## TASK DATA
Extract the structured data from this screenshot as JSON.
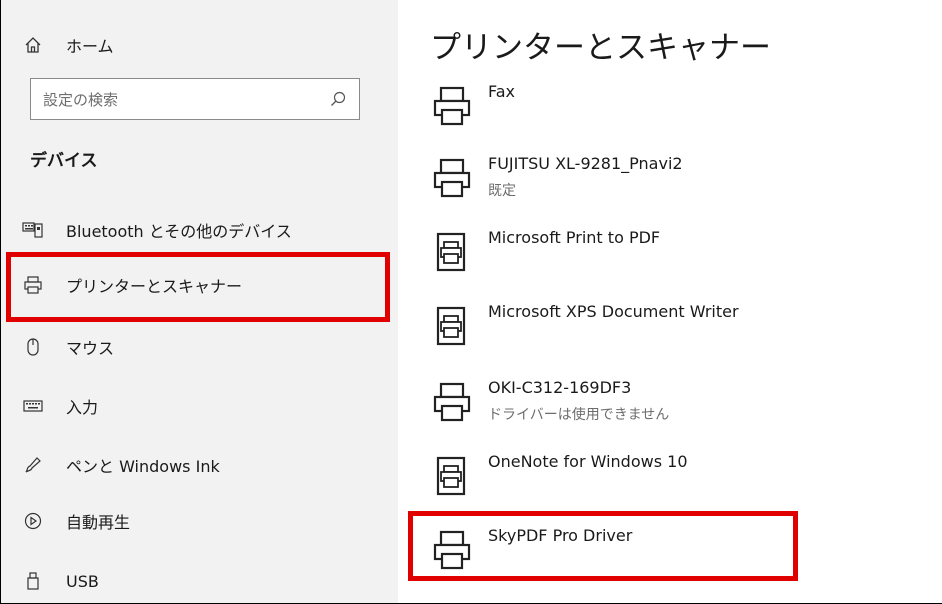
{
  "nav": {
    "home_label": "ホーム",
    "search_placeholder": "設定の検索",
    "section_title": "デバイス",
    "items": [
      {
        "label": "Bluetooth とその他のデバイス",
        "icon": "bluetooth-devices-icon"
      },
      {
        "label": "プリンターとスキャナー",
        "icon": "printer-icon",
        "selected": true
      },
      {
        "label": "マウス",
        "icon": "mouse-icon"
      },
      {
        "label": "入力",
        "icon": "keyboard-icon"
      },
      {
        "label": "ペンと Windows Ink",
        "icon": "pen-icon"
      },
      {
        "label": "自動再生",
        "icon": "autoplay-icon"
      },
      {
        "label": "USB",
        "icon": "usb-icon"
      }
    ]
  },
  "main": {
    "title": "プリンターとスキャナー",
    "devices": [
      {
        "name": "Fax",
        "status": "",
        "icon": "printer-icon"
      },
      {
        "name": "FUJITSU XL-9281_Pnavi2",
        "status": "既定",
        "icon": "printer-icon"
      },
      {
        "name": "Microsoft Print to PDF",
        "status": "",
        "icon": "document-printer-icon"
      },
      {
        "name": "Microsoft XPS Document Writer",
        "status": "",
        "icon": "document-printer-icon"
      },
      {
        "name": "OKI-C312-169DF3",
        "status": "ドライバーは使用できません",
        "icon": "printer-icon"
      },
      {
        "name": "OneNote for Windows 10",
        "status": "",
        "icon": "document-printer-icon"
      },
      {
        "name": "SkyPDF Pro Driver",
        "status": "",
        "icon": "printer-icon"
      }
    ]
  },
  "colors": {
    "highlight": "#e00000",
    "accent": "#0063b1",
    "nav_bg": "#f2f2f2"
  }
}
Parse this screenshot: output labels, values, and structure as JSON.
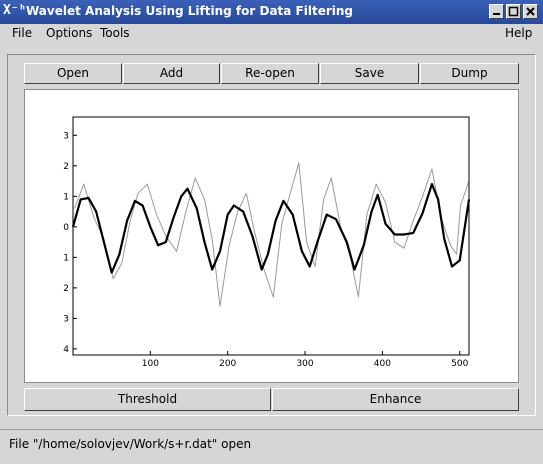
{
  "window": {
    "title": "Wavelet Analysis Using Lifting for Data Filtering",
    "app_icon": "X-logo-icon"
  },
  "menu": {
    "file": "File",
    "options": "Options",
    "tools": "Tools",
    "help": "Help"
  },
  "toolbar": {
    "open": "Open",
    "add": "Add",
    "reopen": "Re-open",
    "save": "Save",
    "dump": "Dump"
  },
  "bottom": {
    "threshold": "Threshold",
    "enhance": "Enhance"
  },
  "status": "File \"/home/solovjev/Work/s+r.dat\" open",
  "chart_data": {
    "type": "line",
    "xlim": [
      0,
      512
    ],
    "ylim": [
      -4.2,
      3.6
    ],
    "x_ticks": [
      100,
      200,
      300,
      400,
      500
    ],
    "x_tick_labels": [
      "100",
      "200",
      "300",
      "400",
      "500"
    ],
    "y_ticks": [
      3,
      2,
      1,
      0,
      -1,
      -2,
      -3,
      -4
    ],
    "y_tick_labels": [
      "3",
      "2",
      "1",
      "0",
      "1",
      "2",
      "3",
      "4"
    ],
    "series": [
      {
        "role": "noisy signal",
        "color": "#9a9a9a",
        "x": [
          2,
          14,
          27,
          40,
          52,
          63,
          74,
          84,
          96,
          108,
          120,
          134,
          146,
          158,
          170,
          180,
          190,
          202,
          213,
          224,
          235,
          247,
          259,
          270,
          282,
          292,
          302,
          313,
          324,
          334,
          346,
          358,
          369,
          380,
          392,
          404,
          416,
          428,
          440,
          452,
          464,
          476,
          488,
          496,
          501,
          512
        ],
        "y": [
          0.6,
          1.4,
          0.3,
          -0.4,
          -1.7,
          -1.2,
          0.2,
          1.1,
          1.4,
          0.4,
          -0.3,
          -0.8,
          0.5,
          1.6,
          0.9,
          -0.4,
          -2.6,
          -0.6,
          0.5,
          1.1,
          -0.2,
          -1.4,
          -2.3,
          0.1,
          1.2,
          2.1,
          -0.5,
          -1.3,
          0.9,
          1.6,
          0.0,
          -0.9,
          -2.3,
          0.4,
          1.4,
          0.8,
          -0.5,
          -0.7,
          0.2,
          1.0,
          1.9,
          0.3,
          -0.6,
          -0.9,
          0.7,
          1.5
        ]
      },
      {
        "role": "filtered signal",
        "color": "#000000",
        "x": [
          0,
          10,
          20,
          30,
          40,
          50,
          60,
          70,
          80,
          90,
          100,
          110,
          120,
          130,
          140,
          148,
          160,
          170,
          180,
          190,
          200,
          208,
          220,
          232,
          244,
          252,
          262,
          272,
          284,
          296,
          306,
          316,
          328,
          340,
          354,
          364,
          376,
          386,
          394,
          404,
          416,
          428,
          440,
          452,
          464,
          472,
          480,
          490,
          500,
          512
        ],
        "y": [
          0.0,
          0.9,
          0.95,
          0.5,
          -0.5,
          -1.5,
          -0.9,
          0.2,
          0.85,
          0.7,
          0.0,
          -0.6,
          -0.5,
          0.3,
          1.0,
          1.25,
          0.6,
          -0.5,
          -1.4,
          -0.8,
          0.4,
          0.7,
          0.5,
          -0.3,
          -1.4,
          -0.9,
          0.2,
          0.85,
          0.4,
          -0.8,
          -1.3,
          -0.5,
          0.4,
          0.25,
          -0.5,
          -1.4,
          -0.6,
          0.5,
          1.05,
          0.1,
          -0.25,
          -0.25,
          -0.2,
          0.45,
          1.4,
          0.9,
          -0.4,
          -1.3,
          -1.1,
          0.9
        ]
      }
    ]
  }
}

## EXERCISE DIRECTIONS
Your task is to return the entries above exactly, with no pictures.

## RESPONSE TO THIS TASK
Extract the structured data from this screenshot as JSON.
{
  "nav": {
    "home_label": "ホーム",
    "search_placeholder": "設定の検索",
    "section_title": "デバイス",
    "items": [
      {
        "label": "Bluetooth とその他のデバイス",
        "icon": "bluetooth-devices-icon"
      },
      {
        "label": "プリンターとスキャナー",
        "icon": "printer-icon",
        "selected": true
      },
      {
        "label": "マウス",
        "icon": "mouse-icon"
      },
      {
        "label": "入力",
        "icon": "keyboard-icon"
      },
      {
        "label": "ペンと Windows Ink",
        "icon": "pen-icon"
      },
      {
        "label": "自動再生",
        "icon": "autoplay-icon"
      },
      {
        "label": "USB",
        "icon": "usb-icon"
      }
    ]
  },
  "main": {
    "title": "プリンターとスキャナー",
    "devices": [
      {
        "name": "Fax",
        "status": "",
        "icon": "printer-icon"
      },
      {
        "name": "FUJITSU XL-9281_Pnavi2",
        "status": "既定",
        "icon": "printer-icon"
      },
      {
        "name": "Microsoft Print to PDF",
        "status": "",
        "icon": "document-printer-icon"
      },
      {
        "name": "Microsoft XPS Document Writer",
        "status": "",
        "icon": "document-printer-icon"
      },
      {
        "name": "OKI-C312-169DF3",
        "status": "ドライバーは使用できません",
        "icon": "printer-icon"
      },
      {
        "name": "OneNote for Windows 10",
        "status": "",
        "icon": "document-printer-icon"
      },
      {
        "name": "SkyPDF Pro Driver",
        "status": "",
        "icon": "printer-icon"
      }
    ]
  },
  "colors": {
    "highlight": "#e00000",
    "accent": "#0063b1",
    "nav_bg": "#f2f2f2"
  }
}
Parse this screenshot: output labels, values, and structure as JSON.
{
  "window": {
    "title": "Wavelet Analysis Using Lifting for Data Filtering",
    "app_icon": "X-logo-icon"
  },
  "menu": {
    "file": "File",
    "options": "Options",
    "tools": "Tools",
    "help": "Help"
  },
  "toolbar": {
    "open": "Open",
    "add": "Add",
    "reopen": "Re-open",
    "save": "Save",
    "dump": "Dump"
  },
  "bottom": {
    "threshold": "Threshold",
    "enhance": "Enhance"
  },
  "status": "File \"/home/solovjev/Work/s+r.dat\" open",
  "chart_data": {
    "type": "line",
    "xlim": [
      0,
      512
    ],
    "ylim": [
      -4.2,
      3.6
    ],
    "x_ticks": [
      100,
      200,
      300,
      400,
      500
    ],
    "x_tick_labels": [
      "100",
      "200",
      "300",
      "400",
      "500"
    ],
    "y_ticks": [
      3,
      2,
      1,
      0,
      -1,
      -2,
      -3,
      -4
    ],
    "y_tick_labels": [
      "3",
      "2",
      "1",
      "0",
      "1",
      "2",
      "3",
      "4"
    ],
    "series": [
      {
        "role": "noisy signal",
        "color": "#9a9a9a",
        "x": [
          2,
          14,
          27,
          40,
          52,
          63,
          74,
          84,
          96,
          108,
          120,
          134,
          146,
          158,
          170,
          180,
          190,
          202,
          213,
          224,
          235,
          247,
          259,
          270,
          282,
          292,
          302,
          313,
          324,
          334,
          346,
          358,
          369,
          380,
          392,
          404,
          416,
          428,
          440,
          452,
          464,
          476,
          488,
          496,
          501,
          512
        ],
        "y": [
          0.6,
          1.4,
          0.3,
          -0.4,
          -1.7,
          -1.2,
          0.2,
          1.1,
          1.4,
          0.4,
          -0.3,
          -0.8,
          0.5,
          1.6,
          0.9,
          -0.4,
          -2.6,
          -0.6,
          0.5,
          1.1,
          -0.2,
          -1.4,
          -2.3,
          0.1,
          1.2,
          2.1,
          -0.5,
          -1.3,
          0.9,
          1.6,
          0.0,
          -0.9,
          -2.3,
          0.4,
          1.4,
          0.8,
          -0.5,
          -0.7,
          0.2,
          1.0,
          1.9,
          0.3,
          -0.6,
          -0.9,
          0.7,
          1.5
        ]
      },
      {
        "role": "filtered signal",
        "color": "#000000",
        "x": [
          0,
          10,
          20,
          30,
          40,
          50,
          60,
          70,
          80,
          90,
          100,
          110,
          120,
          130,
          140,
          148,
          160,
          170,
          180,
          190,
          200,
          208,
          220,
          232,
          244,
          252,
          262,
          272,
          284,
          296,
          306,
          316,
          328,
          340,
          354,
          364,
          376,
          386,
          394,
          404,
          416,
          428,
          440,
          452,
          464,
          472,
          480,
          490,
          500,
          512
        ],
        "y": [
          0.0,
          0.9,
          0.95,
          0.5,
          -0.5,
          -1.5,
          -0.9,
          0.2,
          0.85,
          0.7,
          0.0,
          -0.6,
          -0.5,
          0.3,
          1.0,
          1.25,
          0.6,
          -0.5,
          -1.4,
          -0.8,
          0.4,
          0.7,
          0.5,
          -0.3,
          -1.4,
          -0.9,
          0.2,
          0.85,
          0.4,
          -0.8,
          -1.3,
          -0.5,
          0.4,
          0.25,
          -0.5,
          -1.4,
          -0.6,
          0.5,
          1.05,
          0.1,
          -0.25,
          -0.25,
          -0.2,
          0.45,
          1.4,
          0.9,
          -0.4,
          -1.3,
          -1.1,
          0.9
        ]
      }
    ]
  }
}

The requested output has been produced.